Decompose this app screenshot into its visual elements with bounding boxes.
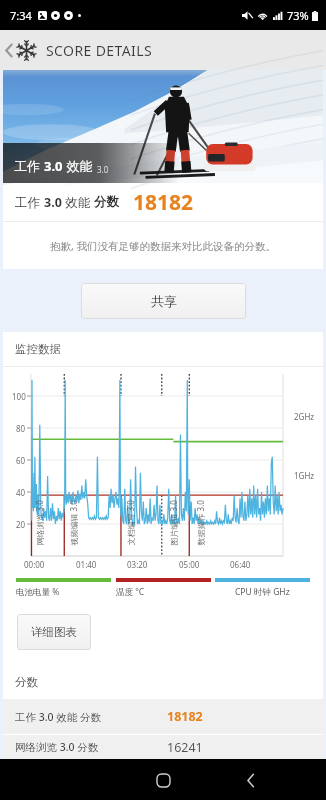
staticText: 网络浏览 3.0 分数	[15, 740, 99, 754]
staticText: 共享	[151, 293, 177, 309]
staticText: 3.0	[97, 164, 109, 175]
staticText: 电池电量 %	[16, 586, 60, 598]
staticText: 18182	[133, 188, 194, 217]
staticText: 工作	[14, 157, 44, 175]
staticText: 数据操作 3.0	[194, 500, 206, 546]
staticText: 详细图表	[31, 625, 77, 639]
staticText: SCORE DETAILS	[46, 41, 153, 60]
staticText: 01:40	[76, 559, 97, 570]
staticText: 视频编辑 3.0	[68, 500, 78, 546]
button[interactable]: 网络浏览 3.0 分数	[15, 735, 323, 759]
staticText: 06:40	[230, 559, 251, 570]
staticText: 73%	[287, 8, 309, 23]
staticText: 03:20	[127, 559, 148, 570]
staticText: 60	[16, 455, 26, 466]
staticText: 3.0	[44, 194, 62, 211]
staticText: 工作 3.0 效能 分数	[15, 710, 102, 724]
button[interactable]: 工作 3.0 效能 分数	[15, 699, 323, 734]
staticText: 分数	[15, 675, 38, 689]
staticText: 1GHz	[294, 470, 315, 481]
staticText: 效能	[62, 194, 94, 211]
staticText: 7:34	[10, 8, 32, 23]
staticText: 网络浏览 3.0	[34, 500, 44, 546]
button[interactable]: 详细图表	[17, 614, 91, 650]
staticText: 效能	[63, 157, 93, 175]
staticText: 监控数据	[15, 342, 61, 356]
staticText: 18182	[167, 708, 203, 725]
staticText: 3.0	[44, 157, 63, 175]
staticText: 抱歉, 我们没有足够的数据来对比此设备的分数。	[50, 239, 277, 253]
staticText: 2GHz	[294, 411, 315, 422]
staticText: 80	[16, 423, 26, 434]
staticText: CPU 时钟 GHz	[235, 586, 290, 598]
button[interactable]: Back	[4, 30, 36, 70]
staticText: 00:00	[24, 559, 45, 570]
staticText: 分数	[94, 194, 119, 210]
button[interactable]: Home	[143, 760, 183, 800]
staticText: 20	[16, 519, 26, 530]
staticText: 图片编辑 3.0	[168, 500, 178, 546]
staticText: 100	[12, 391, 26, 402]
staticText: 文档编写 3.0	[124, 500, 136, 546]
staticText: 温度 °C	[116, 586, 145, 598]
button[interactable]: Back	[230, 760, 270, 800]
staticText: 05:00	[179, 559, 200, 570]
staticText: 16241	[167, 739, 203, 756]
staticText: 工作	[15, 194, 44, 211]
staticText: 40	[16, 487, 26, 498]
button[interactable]: 共享	[81, 283, 246, 319]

• Detalhes da tarefa:
Organize as linhas de todos os registros acima em uma tabela Markdown com as colunas "Número" e "Linha do registro", numerando cada linha e omitindo as linhas em branco. Deixe as imagens fora da resposta.

• Exercício resolvido:
| Número | Linha do registro |
|---|---|
| 1 | Decompose this app screenshot into its visual elements with bounding boxes. |
| 2 | staticText: 网络浏览 3.0 分数	[15, 740, 99, 754] |
| 3 | staticText: 共享	[151, 293, 177, 309] |
| 4 | staticText: 3.0	[97, 164, 109, 175] |
| 5 | staticText: 电池电量 %	[16, 586, 60, 598] |
| 6 | staticText: 18182	[133, 188, 194, 217] |
| 7 | staticText: 工作	[14, 157, 44, 175] |
| 8 | staticText: 数据操作 3.0	[194, 500, 206, 546] |
| 9 | staticText: 详细图表	[31, 625, 77, 639] |
| 10 | staticText: SCORE DETAILS	[46, 41, 153, 60] |
| 11 | staticText: 01:40	[76, 559, 97, 570] |
| 12 | staticText: 视频编辑 3.0	[68, 500, 78, 546] |
| 13 | button[interactable]: 网络浏览 3.0 分数	[15, 735, 323, 759] |
| 14 | staticText: 06:40	[230, 559, 251, 570] |
| 15 | staticText: 73%	[287, 8, 309, 23] |
| 16 | staticText: 03:20	[127, 559, 148, 570] |
| 17 | staticText: 60	[16, 455, 26, 466] |
| 18 | staticText: 3.0	[44, 194, 62, 211] |
| 19 | staticText: 工作 3.0 效能 分数	[15, 710, 102, 724] |
| 20 | button[interactable]: 工作 3.0 效能 分数	[15, 699, 323, 734] |
| 21 | staticText: 分数	[15, 675, 38, 689] |
| 22 | staticText: 1GHz	[294, 470, 315, 481] |
| 23 | staticText: 效能	[62, 194, 94, 211] |
| 24 | staticText: 7:34	[10, 8, 32, 23] |
| 25 | staticText: 网络浏览 3.0	[34, 500, 44, 546] |
| 26 | button[interactable]: 详细图表	[17, 614, 91, 650] |
| 27 | staticText: 效能	[63, 157, 93, 175] |
| 28 | staticText: 监控数据	[15, 342, 61, 356] |
| 29 | staticText: 18182	[167, 708, 203, 725] |
| 30 | staticText: 3.0	[44, 157, 63, 175] |
| 31 | staticText: 抱歉, 我们没有足够的数据来对比此设备的分数。	[50, 239, 277, 253] |
| 32 | staticText: 2GHz	[294, 411, 315, 422] |
| 33 | staticText: 80	[16, 423, 26, 434] |
| 34 | staticText: CPU 时钟 GHz	[235, 586, 290, 598] |
| 35 | button[interactable]: Back	[4, 30, 36, 70] |
| 36 | staticText: 00:00	[24, 559, 45, 570] |
| 37 | staticText: 分数	[94, 194, 119, 210] |
| 38 | button[interactable]: Home	[143, 760, 183, 800] |
| 39 | staticText: 20	[16, 519, 26, 530] |
| 40 | staticText: 图片编辑 3.0	[168, 500, 178, 546] |
| 41 | staticText: 100	[12, 391, 26, 402] |
| 42 | staticText: 文档编写 3.0	[124, 500, 136, 546] |
| 43 | staticText: 温度 °C	[116, 586, 145, 598] |
| 44 | button[interactable]: Back	[230, 760, 270, 800] |
| 45 | staticText: 05:00	[179, 559, 200, 570] |
| 46 | staticText: 16241	[167, 739, 203, 756] |
| 47 | staticText: 工作	[15, 194, 44, 211] |
| 48 | staticText: 40	[16, 487, 26, 498] |
| 49 | button[interactable]: 共享	[81, 283, 246, 319] |